▶ **Stored data**:
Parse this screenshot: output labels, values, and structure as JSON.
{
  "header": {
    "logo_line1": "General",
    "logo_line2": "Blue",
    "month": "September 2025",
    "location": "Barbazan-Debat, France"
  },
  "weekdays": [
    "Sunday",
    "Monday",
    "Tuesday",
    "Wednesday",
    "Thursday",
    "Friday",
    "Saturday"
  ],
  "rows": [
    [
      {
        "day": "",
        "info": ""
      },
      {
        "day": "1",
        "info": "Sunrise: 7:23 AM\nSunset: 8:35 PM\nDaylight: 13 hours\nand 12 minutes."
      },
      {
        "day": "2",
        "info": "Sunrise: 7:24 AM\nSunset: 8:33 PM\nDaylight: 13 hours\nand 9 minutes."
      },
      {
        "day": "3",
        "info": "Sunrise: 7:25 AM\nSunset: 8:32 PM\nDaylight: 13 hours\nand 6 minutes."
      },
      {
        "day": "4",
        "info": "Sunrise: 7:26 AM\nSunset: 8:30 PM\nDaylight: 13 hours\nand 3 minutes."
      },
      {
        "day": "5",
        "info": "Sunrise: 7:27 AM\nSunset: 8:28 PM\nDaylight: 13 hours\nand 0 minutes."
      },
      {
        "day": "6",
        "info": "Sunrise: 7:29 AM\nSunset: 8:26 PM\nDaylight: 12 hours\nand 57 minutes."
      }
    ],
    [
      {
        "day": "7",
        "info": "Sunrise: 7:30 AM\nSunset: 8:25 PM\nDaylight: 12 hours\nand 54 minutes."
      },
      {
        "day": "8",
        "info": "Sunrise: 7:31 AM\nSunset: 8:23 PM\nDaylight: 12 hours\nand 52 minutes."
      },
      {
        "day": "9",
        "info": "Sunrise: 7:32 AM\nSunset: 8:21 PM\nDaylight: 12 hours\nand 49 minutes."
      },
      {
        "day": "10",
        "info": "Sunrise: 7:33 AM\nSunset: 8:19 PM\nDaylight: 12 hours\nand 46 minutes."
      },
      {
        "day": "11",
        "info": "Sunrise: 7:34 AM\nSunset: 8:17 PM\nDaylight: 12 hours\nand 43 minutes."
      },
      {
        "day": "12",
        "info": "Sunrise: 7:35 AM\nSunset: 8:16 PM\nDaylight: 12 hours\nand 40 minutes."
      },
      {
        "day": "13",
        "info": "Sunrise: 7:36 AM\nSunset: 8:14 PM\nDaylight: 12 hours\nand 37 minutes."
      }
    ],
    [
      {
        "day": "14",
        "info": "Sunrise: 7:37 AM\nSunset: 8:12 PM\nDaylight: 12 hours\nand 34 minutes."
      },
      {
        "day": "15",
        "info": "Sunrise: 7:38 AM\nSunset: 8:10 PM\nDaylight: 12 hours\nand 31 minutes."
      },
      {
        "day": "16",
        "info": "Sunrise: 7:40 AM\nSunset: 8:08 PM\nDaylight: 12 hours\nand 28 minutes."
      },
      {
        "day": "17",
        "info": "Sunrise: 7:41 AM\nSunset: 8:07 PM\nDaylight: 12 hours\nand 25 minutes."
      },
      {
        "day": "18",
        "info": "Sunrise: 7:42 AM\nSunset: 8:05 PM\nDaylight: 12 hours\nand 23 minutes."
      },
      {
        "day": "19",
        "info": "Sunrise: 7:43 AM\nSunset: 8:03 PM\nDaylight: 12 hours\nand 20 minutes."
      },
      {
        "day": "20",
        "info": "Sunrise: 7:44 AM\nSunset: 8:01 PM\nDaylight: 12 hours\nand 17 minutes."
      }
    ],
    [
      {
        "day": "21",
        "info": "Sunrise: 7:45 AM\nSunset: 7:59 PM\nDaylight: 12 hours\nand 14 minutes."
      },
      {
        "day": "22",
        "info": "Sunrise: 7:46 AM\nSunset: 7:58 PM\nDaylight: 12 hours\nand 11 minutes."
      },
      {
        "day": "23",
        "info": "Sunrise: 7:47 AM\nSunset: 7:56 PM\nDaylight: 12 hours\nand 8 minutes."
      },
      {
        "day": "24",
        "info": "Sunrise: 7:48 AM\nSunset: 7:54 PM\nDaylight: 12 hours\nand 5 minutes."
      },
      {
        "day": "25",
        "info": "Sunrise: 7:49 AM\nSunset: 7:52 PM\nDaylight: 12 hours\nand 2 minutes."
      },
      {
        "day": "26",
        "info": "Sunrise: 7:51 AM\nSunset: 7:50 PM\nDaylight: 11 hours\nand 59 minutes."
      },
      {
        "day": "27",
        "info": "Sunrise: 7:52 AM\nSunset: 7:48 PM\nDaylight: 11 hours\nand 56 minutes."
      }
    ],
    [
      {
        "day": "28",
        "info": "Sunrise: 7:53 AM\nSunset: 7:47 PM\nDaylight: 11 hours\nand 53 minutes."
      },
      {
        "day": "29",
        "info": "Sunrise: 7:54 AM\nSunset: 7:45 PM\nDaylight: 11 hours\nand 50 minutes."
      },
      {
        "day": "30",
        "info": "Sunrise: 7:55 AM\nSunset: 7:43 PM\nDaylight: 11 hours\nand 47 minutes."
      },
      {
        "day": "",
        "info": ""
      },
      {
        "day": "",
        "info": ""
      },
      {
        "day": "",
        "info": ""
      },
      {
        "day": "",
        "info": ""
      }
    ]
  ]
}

▶ **THE TASK**:
Take the material above and return all of it exactly.

▶ **EXERCISE ANSWER**:
Parse this screenshot: output labels, values, and structure as JSON.
{
  "header": {
    "logo_line1": "General",
    "logo_line2": "Blue",
    "month": "September 2025",
    "location": "Barbazan-Debat, France"
  },
  "weekdays": [
    "Sunday",
    "Monday",
    "Tuesday",
    "Wednesday",
    "Thursday",
    "Friday",
    "Saturday"
  ],
  "rows": [
    [
      {
        "day": "",
        "info": ""
      },
      {
        "day": "1",
        "info": "Sunrise: 7:23 AM\nSunset: 8:35 PM\nDaylight: 13 hours\nand 12 minutes."
      },
      {
        "day": "2",
        "info": "Sunrise: 7:24 AM\nSunset: 8:33 PM\nDaylight: 13 hours\nand 9 minutes."
      },
      {
        "day": "3",
        "info": "Sunrise: 7:25 AM\nSunset: 8:32 PM\nDaylight: 13 hours\nand 6 minutes."
      },
      {
        "day": "4",
        "info": "Sunrise: 7:26 AM\nSunset: 8:30 PM\nDaylight: 13 hours\nand 3 minutes."
      },
      {
        "day": "5",
        "info": "Sunrise: 7:27 AM\nSunset: 8:28 PM\nDaylight: 13 hours\nand 0 minutes."
      },
      {
        "day": "6",
        "info": "Sunrise: 7:29 AM\nSunset: 8:26 PM\nDaylight: 12 hours\nand 57 minutes."
      }
    ],
    [
      {
        "day": "7",
        "info": "Sunrise: 7:30 AM\nSunset: 8:25 PM\nDaylight: 12 hours\nand 54 minutes."
      },
      {
        "day": "8",
        "info": "Sunrise: 7:31 AM\nSunset: 8:23 PM\nDaylight: 12 hours\nand 52 minutes."
      },
      {
        "day": "9",
        "info": "Sunrise: 7:32 AM\nSunset: 8:21 PM\nDaylight: 12 hours\nand 49 minutes."
      },
      {
        "day": "10",
        "info": "Sunrise: 7:33 AM\nSunset: 8:19 PM\nDaylight: 12 hours\nand 46 minutes."
      },
      {
        "day": "11",
        "info": "Sunrise: 7:34 AM\nSunset: 8:17 PM\nDaylight: 12 hours\nand 43 minutes."
      },
      {
        "day": "12",
        "info": "Sunrise: 7:35 AM\nSunset: 8:16 PM\nDaylight: 12 hours\nand 40 minutes."
      },
      {
        "day": "13",
        "info": "Sunrise: 7:36 AM\nSunset: 8:14 PM\nDaylight: 12 hours\nand 37 minutes."
      }
    ],
    [
      {
        "day": "14",
        "info": "Sunrise: 7:37 AM\nSunset: 8:12 PM\nDaylight: 12 hours\nand 34 minutes."
      },
      {
        "day": "15",
        "info": "Sunrise: 7:38 AM\nSunset: 8:10 PM\nDaylight: 12 hours\nand 31 minutes."
      },
      {
        "day": "16",
        "info": "Sunrise: 7:40 AM\nSunset: 8:08 PM\nDaylight: 12 hours\nand 28 minutes."
      },
      {
        "day": "17",
        "info": "Sunrise: 7:41 AM\nSunset: 8:07 PM\nDaylight: 12 hours\nand 25 minutes."
      },
      {
        "day": "18",
        "info": "Sunrise: 7:42 AM\nSunset: 8:05 PM\nDaylight: 12 hours\nand 23 minutes."
      },
      {
        "day": "19",
        "info": "Sunrise: 7:43 AM\nSunset: 8:03 PM\nDaylight: 12 hours\nand 20 minutes."
      },
      {
        "day": "20",
        "info": "Sunrise: 7:44 AM\nSunset: 8:01 PM\nDaylight: 12 hours\nand 17 minutes."
      }
    ],
    [
      {
        "day": "21",
        "info": "Sunrise: 7:45 AM\nSunset: 7:59 PM\nDaylight: 12 hours\nand 14 minutes."
      },
      {
        "day": "22",
        "info": "Sunrise: 7:46 AM\nSunset: 7:58 PM\nDaylight: 12 hours\nand 11 minutes."
      },
      {
        "day": "23",
        "info": "Sunrise: 7:47 AM\nSunset: 7:56 PM\nDaylight: 12 hours\nand 8 minutes."
      },
      {
        "day": "24",
        "info": "Sunrise: 7:48 AM\nSunset: 7:54 PM\nDaylight: 12 hours\nand 5 minutes."
      },
      {
        "day": "25",
        "info": "Sunrise: 7:49 AM\nSunset: 7:52 PM\nDaylight: 12 hours\nand 2 minutes."
      },
      {
        "day": "26",
        "info": "Sunrise: 7:51 AM\nSunset: 7:50 PM\nDaylight: 11 hours\nand 59 minutes."
      },
      {
        "day": "27",
        "info": "Sunrise: 7:52 AM\nSunset: 7:48 PM\nDaylight: 11 hours\nand 56 minutes."
      }
    ],
    [
      {
        "day": "28",
        "info": "Sunrise: 7:53 AM\nSunset: 7:47 PM\nDaylight: 11 hours\nand 53 minutes."
      },
      {
        "day": "29",
        "info": "Sunrise: 7:54 AM\nSunset: 7:45 PM\nDaylight: 11 hours\nand 50 minutes."
      },
      {
        "day": "30",
        "info": "Sunrise: 7:55 AM\nSunset: 7:43 PM\nDaylight: 11 hours\nand 47 minutes."
      },
      {
        "day": "",
        "info": ""
      },
      {
        "day": "",
        "info": ""
      },
      {
        "day": "",
        "info": ""
      },
      {
        "day": "",
        "info": ""
      }
    ]
  ]
}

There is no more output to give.